== Goal ==
Determine the number of lines holding the word "Королева"; answer with that number only.

== Given data ==
....................

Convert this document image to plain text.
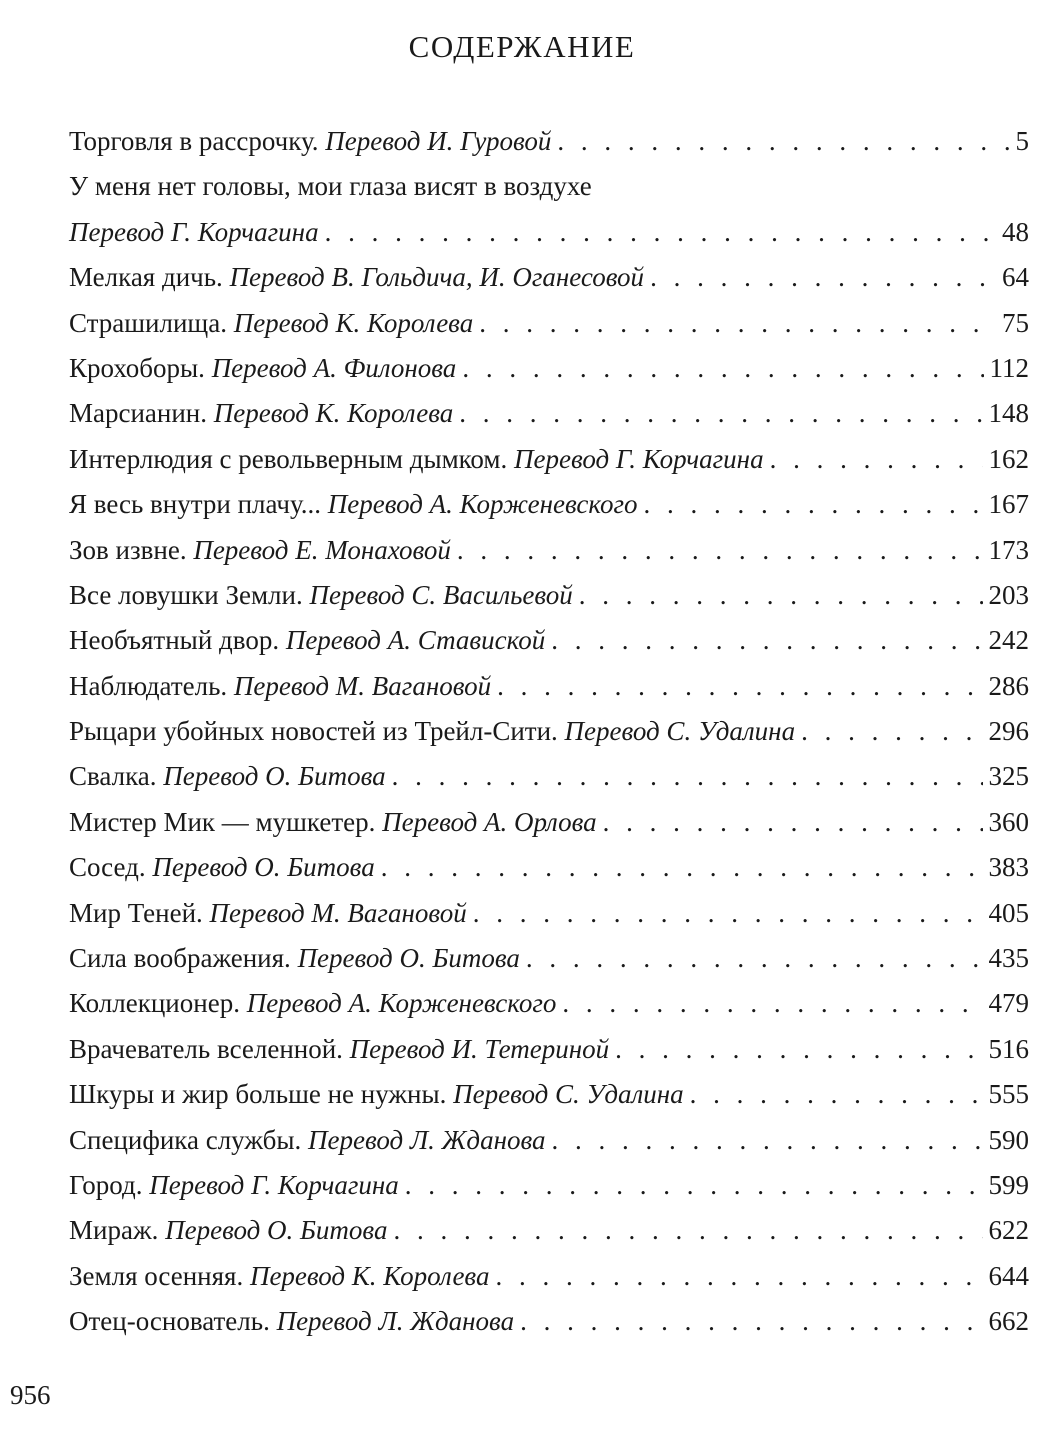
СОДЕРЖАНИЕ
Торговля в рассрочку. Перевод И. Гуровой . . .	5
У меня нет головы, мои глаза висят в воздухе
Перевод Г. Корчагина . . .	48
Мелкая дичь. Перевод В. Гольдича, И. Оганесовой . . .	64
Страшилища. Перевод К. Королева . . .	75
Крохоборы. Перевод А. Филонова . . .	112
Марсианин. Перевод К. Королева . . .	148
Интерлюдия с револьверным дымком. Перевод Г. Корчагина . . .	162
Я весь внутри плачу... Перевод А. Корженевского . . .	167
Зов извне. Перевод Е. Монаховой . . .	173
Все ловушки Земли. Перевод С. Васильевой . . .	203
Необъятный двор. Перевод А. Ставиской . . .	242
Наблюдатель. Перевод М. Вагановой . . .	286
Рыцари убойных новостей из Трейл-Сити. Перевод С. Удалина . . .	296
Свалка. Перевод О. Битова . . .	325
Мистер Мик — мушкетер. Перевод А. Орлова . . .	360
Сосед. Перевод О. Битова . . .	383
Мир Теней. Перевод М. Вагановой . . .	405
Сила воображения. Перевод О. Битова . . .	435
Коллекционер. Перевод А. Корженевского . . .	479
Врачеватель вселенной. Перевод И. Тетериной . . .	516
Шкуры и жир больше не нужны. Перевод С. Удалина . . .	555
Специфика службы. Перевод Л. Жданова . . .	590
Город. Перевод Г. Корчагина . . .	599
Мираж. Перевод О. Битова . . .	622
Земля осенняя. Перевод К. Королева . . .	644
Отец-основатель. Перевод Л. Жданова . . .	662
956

....................

== Correct response ==
3